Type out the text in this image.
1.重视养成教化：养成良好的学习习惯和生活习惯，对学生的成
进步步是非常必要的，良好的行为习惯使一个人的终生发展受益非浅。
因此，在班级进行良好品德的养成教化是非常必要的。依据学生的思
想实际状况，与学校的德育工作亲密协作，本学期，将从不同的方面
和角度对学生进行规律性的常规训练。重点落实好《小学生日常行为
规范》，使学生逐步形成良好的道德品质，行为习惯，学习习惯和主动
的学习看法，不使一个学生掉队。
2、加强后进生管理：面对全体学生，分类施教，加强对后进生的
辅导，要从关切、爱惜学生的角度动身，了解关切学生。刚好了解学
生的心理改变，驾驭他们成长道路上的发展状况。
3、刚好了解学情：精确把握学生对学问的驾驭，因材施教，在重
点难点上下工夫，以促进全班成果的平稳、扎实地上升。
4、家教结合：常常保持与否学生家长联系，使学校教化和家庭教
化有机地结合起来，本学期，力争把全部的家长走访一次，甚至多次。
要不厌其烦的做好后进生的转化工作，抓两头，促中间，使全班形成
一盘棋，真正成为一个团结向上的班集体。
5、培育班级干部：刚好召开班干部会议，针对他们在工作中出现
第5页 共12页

#### [Problem details]
Send back every record, precisely as written.

#### [Result for this exercise]
Type out the text in this image.
1.重视养成教化：养成良好的学习习惯和生活习惯，对学生的成
进步步是非常必要的，良好的行为习惯使一个人的终生发展受益非浅。
因此，在班级进行良好品德的养成教化是非常必要的。依据学生的思
想实际状况，与学校的德育工作亲密协作，本学期，将从不同的方面
和角度对学生进行规律性的常规训练。重点落实好《小学生日常行为
规范》，使学生逐步形成良好的道德品质，行为习惯，学习习惯和主动
的学习看法，不使一个学生掉队。
2、加强后进生管理：面对全体学生，分类施教，加强对后进生的
辅导，要从关切、爱惜学生的角度动身，了解关切学生。刚好了解学
生的心理改变，驾驭他们成长道路上的发展状况。
3、刚好了解学情：精确把握学生对学问的驾驭，因材施教，在重
点难点上下工夫，以促进全班成果的平稳、扎实地上升。
4、家教结合：常常保持与否学生家长联系，使学校教化和家庭教
化有机地结合起来，本学期，力争把全部的家长走访一次，甚至多次。
要不厌其烦的做好后进生的转化工作，抓两头，促中间，使全班形成
一盘棋，真正成为一个团结向上的班集体。
5、培育班级干部：刚好召开班干部会议，针对他们在工作中出现
第5页 共12页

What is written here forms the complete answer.